## BRIEF 1
Rewrite the stretch of the passage on Georgia olives from "After the Civil" through "in Lanier County.", changing "Jekyll Island" to "Cumberland Island".

== SELECTION ==

That might not sound like a lot, considering the state's 3.3 million acres of harvested cropland. But folks in Georgia are so eager, they can taste it. In fact, earlier this month they did just that, at an unofficial, early pressing of the first Georgia-grown olive oil since the 19th century.
"We are excited about it, to say the least," says Donnie Smith, director of the Center of Innovation for Agribusiness, near the University of Georgia's College of Agriculture and Environmental Sciences in Tifton. "We see the potential of a consumer-driven product. We feel like we can grow a better olive oil."
The state's olive history has informed this modern-day effort. Trees were planted near Spanish missions in the 1600s and grew for a hundred years along the southeastern coast. The English found olives thriving in 1732 and cultivated more around Savannah. Circa 1804, Thomas Jefferson obtained olive trees for James Hamilton Couper, an agricultural pioneer in the South whose groves produced into the late 1800s; there are records of olive oil shipments from St. Simons Island.
After the Civil War, the importance of rice and cotton crops and loss of a labor force overtook efforts to keep the olive trees productive. In 1898, Hurricane No. 7 devastated coastal groves.
"Table olives grew on Jekyll Island as late as the 1970s," says Gerard Krewer, a U-Ga. professor and horticulturist who has been tracking the progress of young olive trees planted in Lanier County.
Weather and good fortune permitting, Georgia's 2011 olives will be turned into liquid gold, not brined in jars. The statistics the Georgians like to recite hold a world of promise: The United States is the third-largest consumer of olive oil in the world. Consumption rose almost 8 percent from 2008 to 2009. And perhaps most important, 99 percent of the olive oil consumed by Americans comes from other countries: about 70 million liters in 2009 that cost us $700 million. (Most of it is labeled "extra-virgin.")

===
== INPUT DATA ==

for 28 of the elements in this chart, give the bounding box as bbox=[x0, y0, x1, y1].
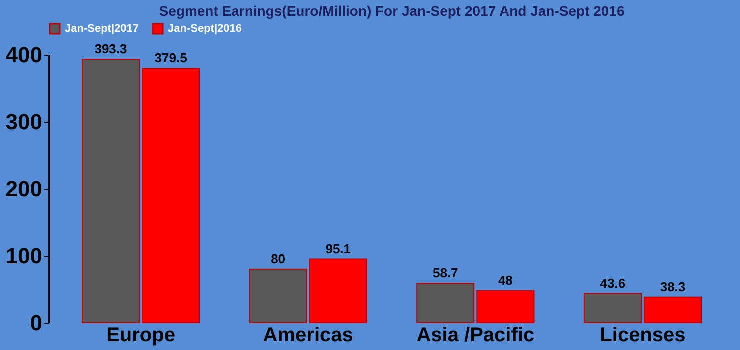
x-tick-label: Europe bbox=[106, 324, 176, 346]
y-tick-label: 100 bbox=[6, 244, 42, 268]
legend-label: Jan-Sept|2016 bbox=[168, 23, 242, 35]
bar bbox=[249, 268, 308, 324]
bar bbox=[416, 283, 475, 324]
x-tick-label: Licenses bbox=[600, 324, 686, 346]
bar bbox=[584, 293, 642, 324]
x-tick-label: Americas bbox=[263, 324, 354, 346]
x-tick-label: Asia /Pacific bbox=[416, 324, 535, 346]
bar bbox=[309, 258, 368, 324]
bar bbox=[142, 68, 200, 324]
data-label: 38.3 bbox=[660, 279, 686, 294]
y-tick-label: 200 bbox=[6, 176, 42, 202]
y-tick-label: 300 bbox=[6, 110, 42, 134]
bar bbox=[644, 296, 702, 324]
bar bbox=[476, 290, 535, 324]
data-label: 379.5 bbox=[154, 50, 188, 66]
data-label: 58.7 bbox=[432, 266, 458, 281]
chart-title: Segment Earnings(Euro/Million) For Jan-Sept 2017 And Jan-Sept 2016 bbox=[159, 3, 625, 19]
y-tick-label: 400 bbox=[6, 42, 42, 68]
legend-label: Jan-Sept|2017 bbox=[65, 23, 140, 35]
data-label: 43.6 bbox=[600, 276, 626, 291]
data-label: 48 bbox=[498, 272, 513, 288]
y-tick-label: 0 bbox=[30, 310, 42, 336]
data-label: 95.1 bbox=[326, 241, 352, 256]
data-label: 80 bbox=[271, 251, 286, 266]
bar bbox=[82, 58, 140, 324]
data-label: 393.3 bbox=[94, 41, 128, 56]
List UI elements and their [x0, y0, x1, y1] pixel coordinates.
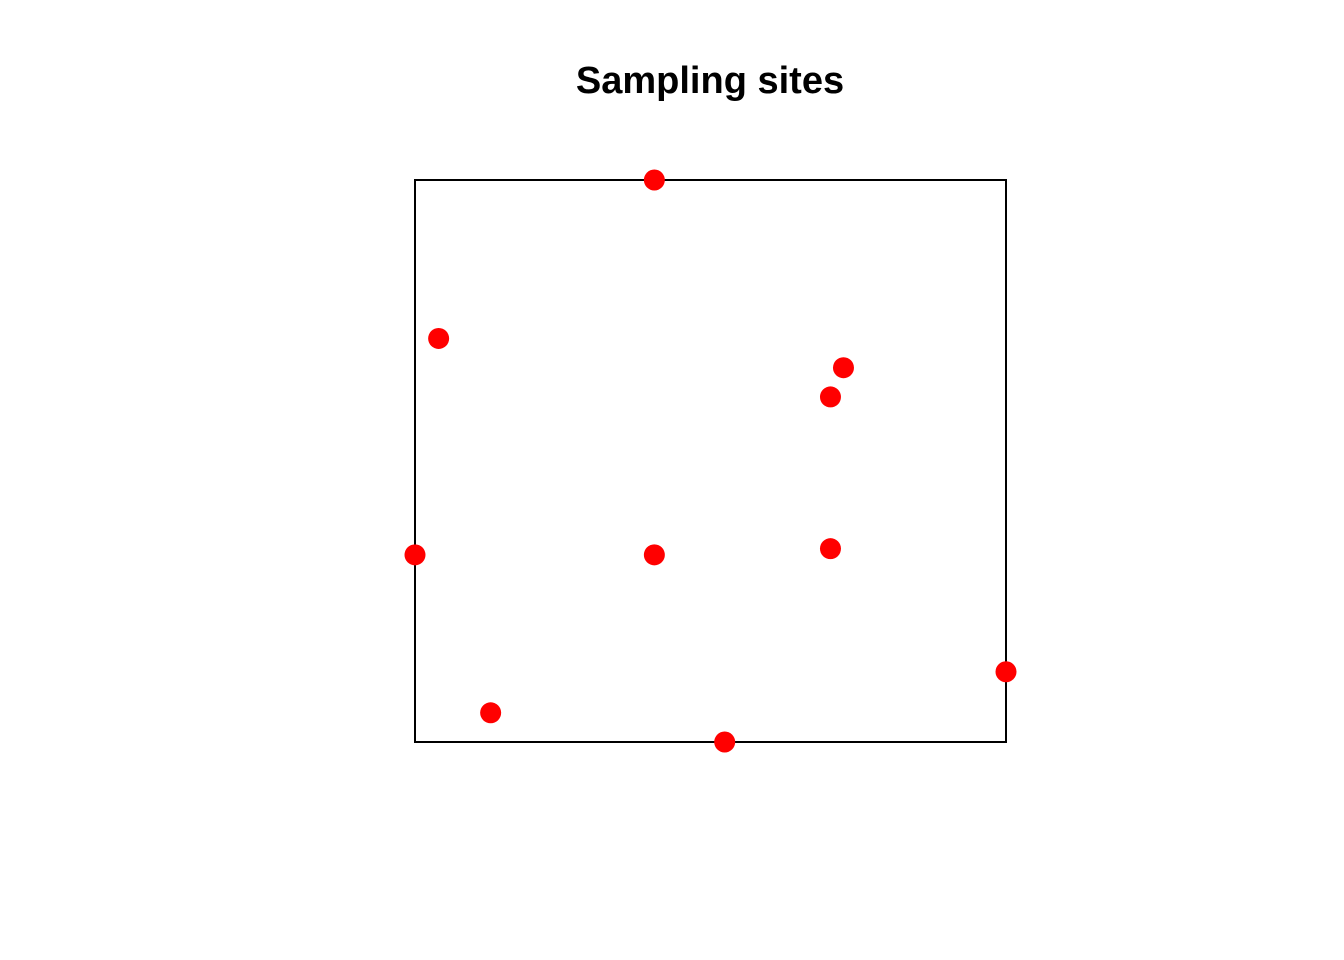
- chart-title: Sampling sites: [576, 60, 844, 102]
- sampling-site-point-1: [643, 169, 665, 191]
- sampling-site-point-2: [428, 327, 450, 349]
- sampling-site-point-9: [480, 702, 502, 724]
- sampling-site-point-10: [714, 731, 736, 753]
- sampling-site-point-7: [819, 538, 841, 560]
- sampling-site-point-3: [832, 357, 854, 379]
- sampling-site-points: [404, 169, 1017, 753]
- sampling-site-point-4: [819, 386, 841, 408]
- sampling-site-point-8: [995, 661, 1017, 683]
- observation-window-frame: [414, 179, 1007, 743]
- sampling-site-point-5: [404, 544, 426, 566]
- sampling-site-point-6: [643, 544, 665, 566]
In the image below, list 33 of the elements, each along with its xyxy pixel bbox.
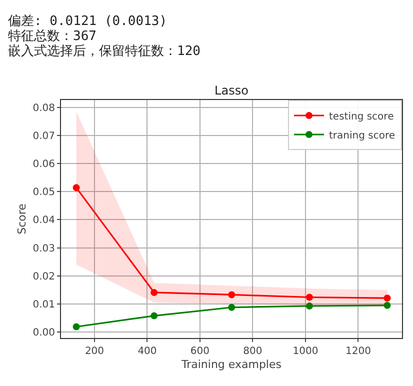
y-tick-label: 0.06 — [32, 159, 55, 170]
y-axis-title: Score — [15, 203, 28, 234]
x-tick-label: 800 — [243, 346, 262, 357]
point — [306, 294, 313, 301]
text: 偏差: 0.0121 (0.0013) — [8, 14, 168, 29]
y-tick-label: 0.01 — [32, 300, 55, 310]
x-tick-label: 400 — [138, 346, 157, 357]
point — [384, 302, 391, 309]
point — [72, 323, 80, 330]
y-tick-label: 0.05 — [32, 187, 55, 198]
x-tick-label: 600 — [190, 346, 210, 357]
point — [228, 291, 236, 298]
point — [228, 304, 236, 311]
point — [150, 288, 158, 296]
x-tick-label: 1200 — [345, 346, 371, 357]
point — [72, 184, 80, 192]
x-tick-label: 200 — [84, 346, 104, 357]
text: 特征总数：367 — [8, 29, 96, 44]
y-tick-label: 0.03 — [32, 243, 55, 254]
text: 嵌入式选择后，保留特征数：120 — [8, 44, 200, 59]
point — [306, 302, 313, 310]
y-tick-label: 0.04 — [32, 215, 55, 226]
point — [150, 312, 158, 320]
legend-label: testing score — [329, 111, 394, 122]
x-axis-title: Training examples — [180, 358, 282, 372]
y-tick-label: 0.00 — [32, 328, 55, 339]
chart-title: Lasso — [214, 84, 248, 98]
point — [384, 294, 391, 302]
x-tick-label: 1000 — [292, 346, 318, 357]
legend-label: traning score — [329, 130, 396, 142]
y-tick-label: 0.07 — [32, 130, 55, 142]
y-tick-label: 0.02 — [32, 271, 55, 282]
y-tick-label: 0.08 — [32, 102, 55, 114]
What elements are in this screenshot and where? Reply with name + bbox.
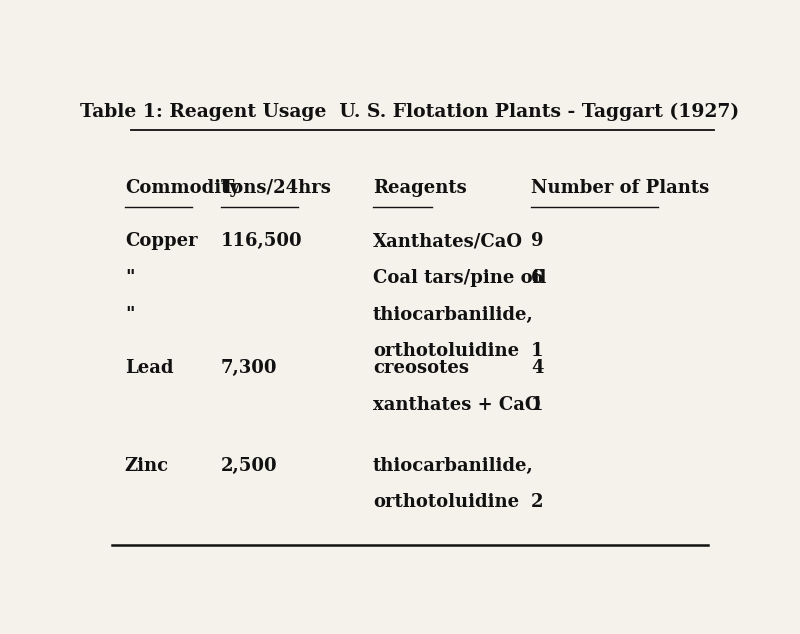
Text: 2,500: 2,500 (221, 457, 278, 475)
Text: Number of Plants: Number of Plants (531, 179, 709, 197)
Text: Lead: Lead (125, 359, 174, 377)
Text: Copper: Copper (125, 232, 198, 250)
Text: Table 1: Reagent Usage  U. S. Flotation Plants - Taggart (1927): Table 1: Reagent Usage U. S. Flotation P… (81, 103, 739, 121)
Text: ": " (125, 306, 134, 323)
Text: xanthates + CaO: xanthates + CaO (373, 396, 540, 414)
Text: ": " (125, 269, 134, 287)
Text: creosotes: creosotes (373, 359, 469, 377)
Text: 1: 1 (531, 396, 543, 414)
Text: 1: 1 (531, 342, 543, 360)
Text: Zinc: Zinc (125, 457, 169, 475)
Text: 6: 6 (531, 269, 543, 287)
Text: 2: 2 (531, 493, 543, 512)
Text: 4: 4 (531, 359, 543, 377)
Text: 9: 9 (531, 232, 543, 250)
Text: orthotoluidine: orthotoluidine (373, 342, 519, 360)
Text: 116,500: 116,500 (221, 232, 302, 250)
Text: 7,300: 7,300 (221, 359, 278, 377)
Text: Tons/24hrs: Tons/24hrs (221, 179, 332, 197)
Text: Coal tars/pine oil: Coal tars/pine oil (373, 269, 546, 287)
Text: thiocarbanilide,: thiocarbanilide, (373, 457, 534, 475)
Text: Xanthates/CaO: Xanthates/CaO (373, 232, 523, 250)
Text: Commodity: Commodity (125, 179, 240, 197)
Text: thiocarbanilide,: thiocarbanilide, (373, 306, 534, 323)
Text: Reagents: Reagents (373, 179, 466, 197)
Text: orthotoluidine: orthotoluidine (373, 493, 519, 512)
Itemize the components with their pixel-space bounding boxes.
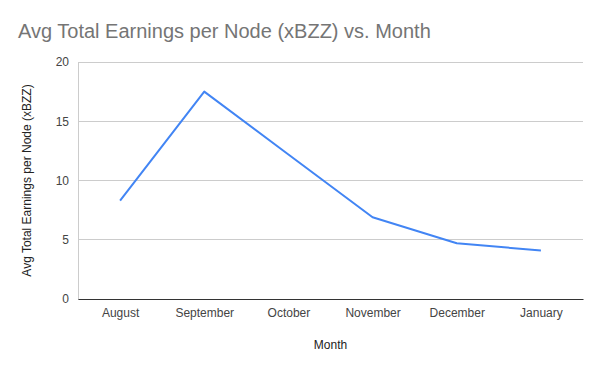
y-axis: 0 5 10 15 20: [56, 55, 79, 306]
line: [120, 92, 541, 251]
y-tick: 20: [56, 55, 78, 69]
title: Avg Total Earnings per Node (xBZZ) vs. M…: [18, 20, 431, 42]
background: [0, 0, 600, 371]
plot-area: 0 5 10 15 20 August September October November De…: [56, 55, 584, 319]
x-tick: August: [102, 299, 140, 320]
y-tick: 10: [56, 174, 78, 188]
series: [120, 92, 541, 251]
grid-line: [78, 121, 583, 122]
y-tick: 15: [56, 115, 78, 129]
x-tick-label: December: [430, 306, 485, 320]
y-tick-label: 20: [56, 55, 70, 69]
y-tick-label: 10: [56, 174, 70, 188]
chart: Avg Total Earnings per Node (xBZZ) vs. M…: [0, 0, 600, 371]
x-tick: November: [345, 299, 400, 320]
x-axis-title: Month: [314, 338, 347, 352]
grid: [78, 62, 583, 299]
y-tick-label: 15: [56, 115, 70, 129]
grid-line: [78, 239, 583, 240]
x-tick-label: November: [345, 306, 400, 320]
x-tick: September: [175, 299, 234, 320]
y-axis-line: [78, 63, 79, 300]
grid-line: [78, 299, 583, 300]
x-tick: January: [520, 299, 563, 320]
x-tick: December: [430, 299, 485, 320]
y-tick: 0: [62, 292, 78, 306]
y-tick: 5: [62, 233, 78, 247]
x-tick-label: January: [520, 306, 563, 320]
y-axis-title: Avg Total Earnings per Node (xBZZ): [20, 84, 34, 276]
x-tick: October: [268, 299, 311, 320]
x-tick-label: October: [268, 306, 311, 320]
x-axis: August September October November December Ja…: [79, 299, 584, 320]
grid-line: [78, 180, 583, 181]
x-tick-label: September: [175, 306, 234, 320]
y-tick-label: 0: [62, 292, 69, 306]
x-tick-label: August: [102, 306, 140, 320]
y-tick-label: 5: [62, 233, 69, 247]
x-axis-line: [79, 299, 584, 300]
grid-line: [78, 62, 583, 63]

===

## BRIEF 2
Output the lines of the entries from the line containing "y-tick-label: 0.06 — [32, 159, 55, 170]" through the line containing "point — [384, 302, 391, 309]", unchanged.

## TASK RESULT 1
After the Civil War, the importance of rice and cotton crops and loss of a labor force overtook efforts to keep the olive trees productive. In 1898, Hurricane No. 7 devastated coastal groves.
"Table olives grew on Cumberland Island as late as the 1970s," says Gerard Krewer, a U-Ga. professor and horticulturist who has been tracking the progress of young olive trees planted in Lanier County.

## TASK RESULT 2
y-tick-label: 0.06 — [32, 159, 55, 170]
y-axis-title: Score — [15, 203, 28, 234]
x-tick-label: 800 — [243, 346, 262, 357]
point — [306, 294, 313, 301]
text: 偏差: 0.0121 (0.0013) — [8, 14, 168, 29]
y-tick-label: 0.01 — [32, 300, 55, 310]
x-tick-label: 400 — [138, 346, 157, 357]
point — [384, 302, 391, 309]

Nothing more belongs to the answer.